Short task :: Extract every line below that contains the word "xlabel".

[Records excerpted from a collection]
##########

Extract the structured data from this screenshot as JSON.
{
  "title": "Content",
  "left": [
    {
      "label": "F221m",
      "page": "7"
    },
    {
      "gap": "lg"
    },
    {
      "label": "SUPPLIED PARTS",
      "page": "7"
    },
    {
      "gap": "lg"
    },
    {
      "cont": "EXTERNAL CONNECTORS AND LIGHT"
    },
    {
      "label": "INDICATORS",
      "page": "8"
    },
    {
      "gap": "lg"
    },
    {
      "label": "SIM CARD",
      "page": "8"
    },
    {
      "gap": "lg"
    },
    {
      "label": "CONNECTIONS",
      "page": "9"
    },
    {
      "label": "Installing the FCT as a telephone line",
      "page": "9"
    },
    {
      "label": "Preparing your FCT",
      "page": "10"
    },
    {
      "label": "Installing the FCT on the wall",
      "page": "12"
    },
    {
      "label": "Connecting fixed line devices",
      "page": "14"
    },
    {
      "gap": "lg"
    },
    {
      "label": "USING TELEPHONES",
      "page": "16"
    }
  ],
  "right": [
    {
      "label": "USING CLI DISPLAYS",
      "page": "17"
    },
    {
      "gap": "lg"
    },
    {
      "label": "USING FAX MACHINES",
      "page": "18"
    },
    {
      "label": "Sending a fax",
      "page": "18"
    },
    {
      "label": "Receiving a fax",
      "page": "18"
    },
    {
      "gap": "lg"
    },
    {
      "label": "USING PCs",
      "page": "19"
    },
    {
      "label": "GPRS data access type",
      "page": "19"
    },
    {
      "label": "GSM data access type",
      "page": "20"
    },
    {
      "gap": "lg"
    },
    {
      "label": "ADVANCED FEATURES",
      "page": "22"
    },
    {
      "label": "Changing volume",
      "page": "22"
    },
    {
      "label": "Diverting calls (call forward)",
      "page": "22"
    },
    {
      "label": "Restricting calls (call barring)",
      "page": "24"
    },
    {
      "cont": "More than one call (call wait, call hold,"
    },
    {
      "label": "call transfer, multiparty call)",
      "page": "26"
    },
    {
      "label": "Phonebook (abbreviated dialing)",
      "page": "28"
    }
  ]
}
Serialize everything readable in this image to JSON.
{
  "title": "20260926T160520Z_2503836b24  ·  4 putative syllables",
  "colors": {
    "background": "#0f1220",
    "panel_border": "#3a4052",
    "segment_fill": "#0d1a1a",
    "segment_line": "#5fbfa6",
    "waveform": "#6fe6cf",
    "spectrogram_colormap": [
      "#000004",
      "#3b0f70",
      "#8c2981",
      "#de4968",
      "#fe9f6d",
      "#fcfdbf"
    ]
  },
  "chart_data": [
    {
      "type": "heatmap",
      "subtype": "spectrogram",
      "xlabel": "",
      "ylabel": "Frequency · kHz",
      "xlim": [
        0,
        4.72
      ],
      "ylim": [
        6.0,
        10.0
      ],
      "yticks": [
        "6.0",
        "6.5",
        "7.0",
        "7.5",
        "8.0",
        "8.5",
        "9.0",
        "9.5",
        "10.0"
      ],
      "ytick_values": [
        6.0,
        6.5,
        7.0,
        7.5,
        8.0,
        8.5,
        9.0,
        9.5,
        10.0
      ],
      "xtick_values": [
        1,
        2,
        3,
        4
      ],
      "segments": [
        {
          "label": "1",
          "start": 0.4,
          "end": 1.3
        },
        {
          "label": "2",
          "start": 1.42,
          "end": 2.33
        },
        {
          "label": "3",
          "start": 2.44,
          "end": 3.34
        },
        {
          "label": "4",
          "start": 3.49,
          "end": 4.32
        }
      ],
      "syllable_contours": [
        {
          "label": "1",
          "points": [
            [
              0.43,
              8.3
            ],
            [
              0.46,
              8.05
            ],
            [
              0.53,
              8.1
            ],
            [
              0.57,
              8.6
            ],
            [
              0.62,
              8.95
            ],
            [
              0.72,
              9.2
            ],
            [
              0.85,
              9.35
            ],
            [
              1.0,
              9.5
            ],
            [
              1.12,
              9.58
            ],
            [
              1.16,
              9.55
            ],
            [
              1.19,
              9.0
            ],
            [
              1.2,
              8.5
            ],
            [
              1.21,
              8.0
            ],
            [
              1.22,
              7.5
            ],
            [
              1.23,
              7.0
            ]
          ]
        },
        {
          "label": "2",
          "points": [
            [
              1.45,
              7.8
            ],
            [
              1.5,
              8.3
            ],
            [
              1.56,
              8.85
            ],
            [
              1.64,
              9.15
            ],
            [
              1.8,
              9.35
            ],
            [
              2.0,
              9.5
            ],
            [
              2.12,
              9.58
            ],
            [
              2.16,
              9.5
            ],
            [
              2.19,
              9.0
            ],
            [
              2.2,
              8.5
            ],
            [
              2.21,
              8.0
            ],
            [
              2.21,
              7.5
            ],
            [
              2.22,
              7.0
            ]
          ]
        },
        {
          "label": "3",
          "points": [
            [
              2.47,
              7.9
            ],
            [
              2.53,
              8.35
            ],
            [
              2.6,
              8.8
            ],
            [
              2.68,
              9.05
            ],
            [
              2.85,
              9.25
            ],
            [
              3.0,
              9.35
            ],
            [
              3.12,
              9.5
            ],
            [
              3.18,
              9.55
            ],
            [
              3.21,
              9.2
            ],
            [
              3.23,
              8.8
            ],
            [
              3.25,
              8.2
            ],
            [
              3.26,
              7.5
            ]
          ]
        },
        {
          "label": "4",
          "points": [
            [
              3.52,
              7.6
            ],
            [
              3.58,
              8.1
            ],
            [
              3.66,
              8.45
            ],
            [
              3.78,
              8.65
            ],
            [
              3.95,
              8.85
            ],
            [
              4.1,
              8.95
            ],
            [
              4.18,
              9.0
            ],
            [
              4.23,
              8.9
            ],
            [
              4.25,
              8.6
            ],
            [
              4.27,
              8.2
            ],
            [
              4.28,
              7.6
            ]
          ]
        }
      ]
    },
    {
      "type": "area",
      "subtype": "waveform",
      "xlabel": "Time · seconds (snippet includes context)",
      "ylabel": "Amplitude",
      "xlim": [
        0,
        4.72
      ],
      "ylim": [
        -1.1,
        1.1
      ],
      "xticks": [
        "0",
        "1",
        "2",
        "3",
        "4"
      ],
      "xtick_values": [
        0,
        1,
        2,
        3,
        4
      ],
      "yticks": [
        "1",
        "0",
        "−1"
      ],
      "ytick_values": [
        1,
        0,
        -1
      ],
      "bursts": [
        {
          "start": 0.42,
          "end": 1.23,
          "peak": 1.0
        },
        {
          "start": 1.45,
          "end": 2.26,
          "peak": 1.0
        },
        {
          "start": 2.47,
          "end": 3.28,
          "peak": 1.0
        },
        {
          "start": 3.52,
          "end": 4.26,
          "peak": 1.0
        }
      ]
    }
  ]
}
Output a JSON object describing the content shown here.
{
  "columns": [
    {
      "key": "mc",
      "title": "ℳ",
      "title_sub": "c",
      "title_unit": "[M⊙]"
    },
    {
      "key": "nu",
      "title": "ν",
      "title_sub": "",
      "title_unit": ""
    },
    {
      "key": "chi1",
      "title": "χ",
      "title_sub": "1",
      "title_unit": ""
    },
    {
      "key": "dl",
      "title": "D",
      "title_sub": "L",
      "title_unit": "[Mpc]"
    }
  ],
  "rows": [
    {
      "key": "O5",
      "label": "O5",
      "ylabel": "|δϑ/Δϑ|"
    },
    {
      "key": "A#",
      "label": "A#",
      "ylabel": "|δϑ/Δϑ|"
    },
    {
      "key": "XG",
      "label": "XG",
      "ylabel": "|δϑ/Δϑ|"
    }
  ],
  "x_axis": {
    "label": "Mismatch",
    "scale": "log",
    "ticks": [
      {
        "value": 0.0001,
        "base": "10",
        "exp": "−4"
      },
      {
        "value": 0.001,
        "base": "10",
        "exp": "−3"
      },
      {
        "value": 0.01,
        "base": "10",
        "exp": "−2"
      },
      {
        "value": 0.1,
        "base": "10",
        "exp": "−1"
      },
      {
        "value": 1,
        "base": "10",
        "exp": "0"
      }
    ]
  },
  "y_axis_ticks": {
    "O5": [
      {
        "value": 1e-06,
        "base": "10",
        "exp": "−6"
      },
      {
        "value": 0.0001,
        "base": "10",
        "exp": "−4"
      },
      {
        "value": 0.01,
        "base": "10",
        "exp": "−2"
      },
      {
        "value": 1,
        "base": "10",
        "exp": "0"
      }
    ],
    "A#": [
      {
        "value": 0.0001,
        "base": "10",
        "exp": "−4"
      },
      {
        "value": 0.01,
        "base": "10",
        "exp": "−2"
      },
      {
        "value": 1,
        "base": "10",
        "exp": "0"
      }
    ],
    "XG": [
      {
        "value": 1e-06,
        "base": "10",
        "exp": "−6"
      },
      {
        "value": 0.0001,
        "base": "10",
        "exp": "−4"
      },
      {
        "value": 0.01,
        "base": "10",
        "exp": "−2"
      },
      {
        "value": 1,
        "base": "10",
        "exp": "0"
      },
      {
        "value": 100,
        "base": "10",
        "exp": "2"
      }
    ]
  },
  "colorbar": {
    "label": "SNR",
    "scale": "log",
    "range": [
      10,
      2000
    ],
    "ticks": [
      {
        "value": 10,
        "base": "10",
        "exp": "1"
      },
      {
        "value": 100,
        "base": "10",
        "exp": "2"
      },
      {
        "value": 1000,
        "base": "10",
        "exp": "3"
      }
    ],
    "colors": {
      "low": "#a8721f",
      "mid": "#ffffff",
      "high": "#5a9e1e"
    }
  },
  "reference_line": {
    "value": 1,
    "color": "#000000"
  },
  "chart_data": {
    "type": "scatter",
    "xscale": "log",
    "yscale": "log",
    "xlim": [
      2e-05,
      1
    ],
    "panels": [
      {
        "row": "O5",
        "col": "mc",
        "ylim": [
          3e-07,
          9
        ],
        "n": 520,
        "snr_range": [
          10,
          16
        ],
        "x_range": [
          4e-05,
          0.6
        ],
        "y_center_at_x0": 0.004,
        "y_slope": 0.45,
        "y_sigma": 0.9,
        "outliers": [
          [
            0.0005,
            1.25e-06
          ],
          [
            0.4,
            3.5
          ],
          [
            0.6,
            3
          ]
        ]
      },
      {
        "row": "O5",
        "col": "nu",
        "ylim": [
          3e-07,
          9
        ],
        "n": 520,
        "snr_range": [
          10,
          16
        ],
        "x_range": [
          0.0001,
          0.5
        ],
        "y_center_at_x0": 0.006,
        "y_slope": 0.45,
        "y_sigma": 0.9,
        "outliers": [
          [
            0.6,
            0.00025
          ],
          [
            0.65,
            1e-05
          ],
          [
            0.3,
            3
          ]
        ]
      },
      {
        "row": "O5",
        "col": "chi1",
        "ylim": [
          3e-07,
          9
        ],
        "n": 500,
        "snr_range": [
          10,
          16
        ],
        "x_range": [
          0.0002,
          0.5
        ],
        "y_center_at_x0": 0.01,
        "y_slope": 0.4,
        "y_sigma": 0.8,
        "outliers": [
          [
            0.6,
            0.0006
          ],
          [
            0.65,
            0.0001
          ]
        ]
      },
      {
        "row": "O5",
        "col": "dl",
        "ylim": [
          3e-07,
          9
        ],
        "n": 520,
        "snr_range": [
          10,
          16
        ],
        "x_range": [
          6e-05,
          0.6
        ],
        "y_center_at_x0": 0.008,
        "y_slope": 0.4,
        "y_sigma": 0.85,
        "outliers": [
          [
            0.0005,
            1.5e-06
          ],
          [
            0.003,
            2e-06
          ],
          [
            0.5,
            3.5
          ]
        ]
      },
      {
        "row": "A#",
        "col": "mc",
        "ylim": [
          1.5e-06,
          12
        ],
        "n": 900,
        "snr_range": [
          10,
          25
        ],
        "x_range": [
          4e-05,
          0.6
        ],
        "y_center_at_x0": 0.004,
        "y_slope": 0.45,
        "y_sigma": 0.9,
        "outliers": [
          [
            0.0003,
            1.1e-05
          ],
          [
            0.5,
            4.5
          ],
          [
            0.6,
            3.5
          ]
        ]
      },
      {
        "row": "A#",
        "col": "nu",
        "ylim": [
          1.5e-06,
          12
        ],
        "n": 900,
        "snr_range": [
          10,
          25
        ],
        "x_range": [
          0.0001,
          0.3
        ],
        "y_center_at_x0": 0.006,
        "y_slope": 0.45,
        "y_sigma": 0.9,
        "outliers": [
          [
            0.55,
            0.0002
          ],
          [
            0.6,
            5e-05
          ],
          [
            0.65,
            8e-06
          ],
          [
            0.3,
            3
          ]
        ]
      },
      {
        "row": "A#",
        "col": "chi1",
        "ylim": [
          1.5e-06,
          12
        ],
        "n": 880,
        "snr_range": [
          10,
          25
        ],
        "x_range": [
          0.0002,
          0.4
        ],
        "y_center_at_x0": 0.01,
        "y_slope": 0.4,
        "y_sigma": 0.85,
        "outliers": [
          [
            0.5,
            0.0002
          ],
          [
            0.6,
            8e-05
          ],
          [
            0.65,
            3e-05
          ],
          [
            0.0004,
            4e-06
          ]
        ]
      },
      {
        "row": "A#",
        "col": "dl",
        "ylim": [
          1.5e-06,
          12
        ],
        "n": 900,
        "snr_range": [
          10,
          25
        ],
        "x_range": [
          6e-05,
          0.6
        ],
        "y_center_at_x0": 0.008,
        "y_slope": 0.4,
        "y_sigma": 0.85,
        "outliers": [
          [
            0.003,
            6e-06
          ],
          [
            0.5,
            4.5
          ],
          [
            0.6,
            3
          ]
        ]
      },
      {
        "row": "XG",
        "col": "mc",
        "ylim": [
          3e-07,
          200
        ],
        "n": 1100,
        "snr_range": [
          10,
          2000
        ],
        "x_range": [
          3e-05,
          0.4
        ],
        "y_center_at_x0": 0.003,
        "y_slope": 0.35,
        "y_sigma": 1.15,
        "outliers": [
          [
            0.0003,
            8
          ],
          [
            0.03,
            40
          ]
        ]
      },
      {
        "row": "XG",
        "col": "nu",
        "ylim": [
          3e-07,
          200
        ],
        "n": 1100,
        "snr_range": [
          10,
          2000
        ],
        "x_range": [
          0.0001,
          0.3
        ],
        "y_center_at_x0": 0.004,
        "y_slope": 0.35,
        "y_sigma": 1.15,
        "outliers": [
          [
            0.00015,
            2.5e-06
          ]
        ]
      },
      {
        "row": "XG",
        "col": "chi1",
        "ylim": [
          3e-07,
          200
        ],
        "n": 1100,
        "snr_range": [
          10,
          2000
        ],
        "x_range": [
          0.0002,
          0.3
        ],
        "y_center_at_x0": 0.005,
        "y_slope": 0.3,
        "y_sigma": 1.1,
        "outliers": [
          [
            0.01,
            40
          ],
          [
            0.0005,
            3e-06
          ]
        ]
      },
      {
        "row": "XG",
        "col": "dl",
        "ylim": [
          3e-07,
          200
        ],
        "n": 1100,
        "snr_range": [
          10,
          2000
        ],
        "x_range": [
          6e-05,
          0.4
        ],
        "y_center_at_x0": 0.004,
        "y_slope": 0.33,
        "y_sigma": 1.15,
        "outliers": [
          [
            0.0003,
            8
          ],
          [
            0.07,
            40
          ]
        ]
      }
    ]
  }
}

##########

Answer to the task ::
      "xlabel": "",
      "xlabel": "Time · seconds (snippet includes context)",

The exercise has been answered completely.